-- TASK STATEMENT --
Please copy every line of the records below that holds the word "Services".
# # # #
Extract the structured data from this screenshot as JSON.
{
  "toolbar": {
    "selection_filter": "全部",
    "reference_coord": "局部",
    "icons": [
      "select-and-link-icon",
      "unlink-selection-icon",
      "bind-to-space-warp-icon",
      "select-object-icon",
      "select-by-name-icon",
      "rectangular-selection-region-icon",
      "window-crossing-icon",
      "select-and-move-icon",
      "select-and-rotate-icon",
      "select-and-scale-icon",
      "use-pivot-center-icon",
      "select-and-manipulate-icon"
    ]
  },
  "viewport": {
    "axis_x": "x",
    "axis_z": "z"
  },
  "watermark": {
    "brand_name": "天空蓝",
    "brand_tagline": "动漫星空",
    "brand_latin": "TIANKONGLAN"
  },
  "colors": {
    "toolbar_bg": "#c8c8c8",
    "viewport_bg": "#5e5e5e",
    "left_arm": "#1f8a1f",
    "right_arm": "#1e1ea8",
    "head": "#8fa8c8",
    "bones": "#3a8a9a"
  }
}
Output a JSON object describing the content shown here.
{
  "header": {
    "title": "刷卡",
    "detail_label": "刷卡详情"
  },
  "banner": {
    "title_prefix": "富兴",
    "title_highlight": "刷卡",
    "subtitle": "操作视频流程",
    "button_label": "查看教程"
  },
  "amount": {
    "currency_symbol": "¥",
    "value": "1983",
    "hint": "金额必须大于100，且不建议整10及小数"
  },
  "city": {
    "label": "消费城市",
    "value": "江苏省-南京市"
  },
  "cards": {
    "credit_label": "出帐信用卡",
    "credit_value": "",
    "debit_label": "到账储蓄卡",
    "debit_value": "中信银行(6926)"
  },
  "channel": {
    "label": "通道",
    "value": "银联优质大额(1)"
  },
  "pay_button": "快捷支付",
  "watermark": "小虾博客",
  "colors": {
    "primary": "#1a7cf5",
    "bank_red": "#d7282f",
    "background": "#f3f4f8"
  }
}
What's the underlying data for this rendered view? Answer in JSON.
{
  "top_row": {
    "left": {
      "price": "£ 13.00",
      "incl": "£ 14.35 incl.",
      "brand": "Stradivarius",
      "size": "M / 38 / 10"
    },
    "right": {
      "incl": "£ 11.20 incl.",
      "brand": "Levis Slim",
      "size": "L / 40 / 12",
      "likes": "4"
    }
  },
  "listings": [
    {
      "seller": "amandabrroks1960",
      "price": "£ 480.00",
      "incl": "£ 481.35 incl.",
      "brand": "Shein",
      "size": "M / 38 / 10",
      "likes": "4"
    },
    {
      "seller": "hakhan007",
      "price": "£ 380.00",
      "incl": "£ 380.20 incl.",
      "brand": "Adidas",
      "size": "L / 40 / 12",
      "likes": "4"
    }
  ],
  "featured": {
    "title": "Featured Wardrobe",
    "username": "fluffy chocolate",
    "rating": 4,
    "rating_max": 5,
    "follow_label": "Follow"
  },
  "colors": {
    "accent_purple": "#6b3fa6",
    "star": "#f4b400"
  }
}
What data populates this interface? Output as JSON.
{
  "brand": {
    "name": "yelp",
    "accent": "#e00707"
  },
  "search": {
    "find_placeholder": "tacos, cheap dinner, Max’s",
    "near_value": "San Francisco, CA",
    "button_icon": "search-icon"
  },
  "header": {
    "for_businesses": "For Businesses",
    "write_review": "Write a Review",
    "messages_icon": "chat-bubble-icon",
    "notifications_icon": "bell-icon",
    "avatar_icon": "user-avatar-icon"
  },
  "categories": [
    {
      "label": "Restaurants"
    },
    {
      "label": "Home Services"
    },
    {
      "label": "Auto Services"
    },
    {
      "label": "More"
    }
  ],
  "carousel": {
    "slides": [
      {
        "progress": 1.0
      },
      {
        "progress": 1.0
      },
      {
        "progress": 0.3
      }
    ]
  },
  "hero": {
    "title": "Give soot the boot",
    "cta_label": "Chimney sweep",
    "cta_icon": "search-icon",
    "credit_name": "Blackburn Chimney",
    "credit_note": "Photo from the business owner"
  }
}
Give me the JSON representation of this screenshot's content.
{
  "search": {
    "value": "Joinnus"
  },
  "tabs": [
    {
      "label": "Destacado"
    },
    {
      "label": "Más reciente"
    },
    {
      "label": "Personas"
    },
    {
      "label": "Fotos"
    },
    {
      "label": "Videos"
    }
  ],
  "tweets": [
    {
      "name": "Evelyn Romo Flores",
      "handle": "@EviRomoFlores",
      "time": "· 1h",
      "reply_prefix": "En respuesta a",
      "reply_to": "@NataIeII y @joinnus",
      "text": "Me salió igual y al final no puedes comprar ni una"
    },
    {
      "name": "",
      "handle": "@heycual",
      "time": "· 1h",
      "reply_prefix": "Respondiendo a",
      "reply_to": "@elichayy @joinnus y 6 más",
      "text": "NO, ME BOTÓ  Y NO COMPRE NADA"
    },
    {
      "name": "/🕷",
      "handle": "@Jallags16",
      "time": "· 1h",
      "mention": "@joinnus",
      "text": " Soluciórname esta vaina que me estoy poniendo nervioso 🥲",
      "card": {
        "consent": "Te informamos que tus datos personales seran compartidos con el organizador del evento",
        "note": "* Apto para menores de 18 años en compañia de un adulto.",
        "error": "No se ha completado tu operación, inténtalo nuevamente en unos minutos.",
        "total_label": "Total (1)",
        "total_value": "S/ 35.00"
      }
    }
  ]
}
# # # #
-- EXERCISE ANSWER --
      "label": "Home Services"
      "label": "Auto Services"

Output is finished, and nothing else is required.